What is asked
Retype each entry below exactly as it stands.

————

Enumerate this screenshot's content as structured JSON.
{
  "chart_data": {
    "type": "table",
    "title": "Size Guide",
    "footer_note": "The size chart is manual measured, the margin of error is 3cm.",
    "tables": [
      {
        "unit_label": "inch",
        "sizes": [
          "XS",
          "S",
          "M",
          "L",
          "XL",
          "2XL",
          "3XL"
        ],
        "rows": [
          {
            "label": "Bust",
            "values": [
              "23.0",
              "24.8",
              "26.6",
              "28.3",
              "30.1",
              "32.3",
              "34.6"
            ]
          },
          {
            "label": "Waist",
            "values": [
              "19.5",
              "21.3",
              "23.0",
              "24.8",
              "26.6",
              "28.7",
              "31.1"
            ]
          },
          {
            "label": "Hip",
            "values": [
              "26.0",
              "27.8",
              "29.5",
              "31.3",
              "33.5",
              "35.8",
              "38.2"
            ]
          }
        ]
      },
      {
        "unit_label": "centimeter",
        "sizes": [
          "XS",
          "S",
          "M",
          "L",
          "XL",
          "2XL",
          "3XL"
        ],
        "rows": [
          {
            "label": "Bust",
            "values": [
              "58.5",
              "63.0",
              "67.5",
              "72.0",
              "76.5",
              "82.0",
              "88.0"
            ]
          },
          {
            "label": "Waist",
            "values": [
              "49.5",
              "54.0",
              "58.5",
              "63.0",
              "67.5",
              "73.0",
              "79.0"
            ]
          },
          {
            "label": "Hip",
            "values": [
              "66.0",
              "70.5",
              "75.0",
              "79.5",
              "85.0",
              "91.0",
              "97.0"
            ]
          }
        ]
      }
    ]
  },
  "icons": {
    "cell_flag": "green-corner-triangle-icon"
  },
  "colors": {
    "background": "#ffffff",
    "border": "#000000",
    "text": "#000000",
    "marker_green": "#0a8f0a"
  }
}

————

Expected answer
Enumerate this screenshot's content as structured JSON.
{
  "chart_data": {
    "type": "table",
    "title": "Size Guide",
    "footer_note": "The size chart is manual measured, the margin of error is 3cm.",
    "tables": [
      {
        "unit_label": "inch",
        "sizes": [
          "XS",
          "S",
          "M",
          "L",
          "XL",
          "2XL",
          "3XL"
        ],
        "rows": [
          {
            "label": "Bust",
            "values": [
              "23.0",
              "24.8",
              "26.6",
              "28.3",
              "30.1",
              "32.3",
              "34.6"
            ]
          },
          {
            "label": "Waist",
            "values": [
              "19.5",
              "21.3",
              "23.0",
              "24.8",
              "26.6",
              "28.7",
              "31.1"
            ]
          },
          {
            "label": "Hip",
            "values": [
              "26.0",
              "27.8",
              "29.5",
              "31.3",
              "33.5",
              "35.8",
              "38.2"
            ]
          }
        ]
      },
      {
        "unit_label": "centimeter",
        "sizes": [
          "XS",
          "S",
          "M",
          "L",
          "XL",
          "2XL",
          "3XL"
        ],
        "rows": [
          {
            "label": "Bust",
            "values": [
              "58.5",
              "63.0",
              "67.5",
              "72.0",
              "76.5",
              "82.0",
              "88.0"
            ]
          },
          {
            "label": "Waist",
            "values": [
              "49.5",
              "54.0",
              "58.5",
              "63.0",
              "67.5",
              "73.0",
              "79.0"
            ]
          },
          {
            "label": "Hip",
            "values": [
              "66.0",
              "70.5",
              "75.0",
              "79.5",
              "85.0",
              "91.0",
              "97.0"
            ]
          }
        ]
      }
    ]
  },
  "icons": {
    "cell_flag": "green-corner-triangle-icon"
  },
  "colors": {
    "background": "#ffffff",
    "border": "#000000",
    "text": "#000000",
    "marker_green": "#0a8f0a"
  }
}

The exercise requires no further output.